Write the records out again, precisely as they stand.

[Rows from a figure dataset]
::::

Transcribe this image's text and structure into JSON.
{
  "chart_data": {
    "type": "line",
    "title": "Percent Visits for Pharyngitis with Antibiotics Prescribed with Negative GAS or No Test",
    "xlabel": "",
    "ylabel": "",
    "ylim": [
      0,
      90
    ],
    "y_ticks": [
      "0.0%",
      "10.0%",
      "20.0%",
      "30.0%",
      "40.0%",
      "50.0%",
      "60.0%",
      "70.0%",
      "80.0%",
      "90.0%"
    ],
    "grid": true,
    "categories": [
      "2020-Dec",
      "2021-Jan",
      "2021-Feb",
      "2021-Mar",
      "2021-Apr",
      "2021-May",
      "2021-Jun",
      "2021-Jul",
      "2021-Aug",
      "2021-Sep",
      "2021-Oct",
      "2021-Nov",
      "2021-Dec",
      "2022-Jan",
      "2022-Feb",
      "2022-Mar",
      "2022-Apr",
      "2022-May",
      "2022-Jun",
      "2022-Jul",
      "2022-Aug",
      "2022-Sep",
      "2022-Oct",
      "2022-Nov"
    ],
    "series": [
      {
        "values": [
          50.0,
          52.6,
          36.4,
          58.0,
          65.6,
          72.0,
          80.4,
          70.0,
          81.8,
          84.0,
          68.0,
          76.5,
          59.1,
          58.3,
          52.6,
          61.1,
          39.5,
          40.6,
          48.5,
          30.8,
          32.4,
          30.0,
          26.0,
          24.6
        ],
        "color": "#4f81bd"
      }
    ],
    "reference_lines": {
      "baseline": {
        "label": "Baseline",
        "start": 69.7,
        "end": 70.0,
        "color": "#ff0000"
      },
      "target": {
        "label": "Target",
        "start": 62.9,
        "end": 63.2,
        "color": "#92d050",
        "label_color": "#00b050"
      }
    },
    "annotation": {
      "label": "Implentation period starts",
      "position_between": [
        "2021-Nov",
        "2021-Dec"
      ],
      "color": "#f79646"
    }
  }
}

::::

_PROBLEM SOLUTION_
Transcribe this image's text and structure into JSON.
{
  "chart_data": {
    "type": "line",
    "title": "Percent Visits for Pharyngitis with Antibiotics Prescribed with Negative GAS or No Test",
    "xlabel": "",
    "ylabel": "",
    "ylim": [
      0,
      90
    ],
    "y_ticks": [
      "0.0%",
      "10.0%",
      "20.0%",
      "30.0%",
      "40.0%",
      "50.0%",
      "60.0%",
      "70.0%",
      "80.0%",
      "90.0%"
    ],
    "grid": true,
    "categories": [
      "2020-Dec",
      "2021-Jan",
      "2021-Feb",
      "2021-Mar",
      "2021-Apr",
      "2021-May",
      "2021-Jun",
      "2021-Jul",
      "2021-Aug",
      "2021-Sep",
      "2021-Oct",
      "2021-Nov",
      "2021-Dec",
      "2022-Jan",
      "2022-Feb",
      "2022-Mar",
      "2022-Apr",
      "2022-May",
      "2022-Jun",
      "2022-Jul",
      "2022-Aug",
      "2022-Sep",
      "2022-Oct",
      "2022-Nov"
    ],
    "series": [
      {
        "values": [
          50.0,
          52.6,
          36.4,
          58.0,
          65.6,
          72.0,
          80.4,
          70.0,
          81.8,
          84.0,
          68.0,
          76.5,
          59.1,
          58.3,
          52.6,
          61.1,
          39.5,
          40.6,
          48.5,
          30.8,
          32.4,
          30.0,
          26.0,
          24.6
        ],
        "color": "#4f81bd"
      }
    ],
    "reference_lines": {
      "baseline": {
        "label": "Baseline",
        "start": 69.7,
        "end": 70.0,
        "color": "#ff0000"
      },
      "target": {
        "label": "Target",
        "start": 62.9,
        "end": 63.2,
        "color": "#92d050",
        "label_color": "#00b050"
      }
    },
    "annotation": {
      "label": "Implentation period starts",
      "position_between": [
        "2021-Nov",
        "2021-Dec"
      ],
      "color": "#f79646"
    }
  }
}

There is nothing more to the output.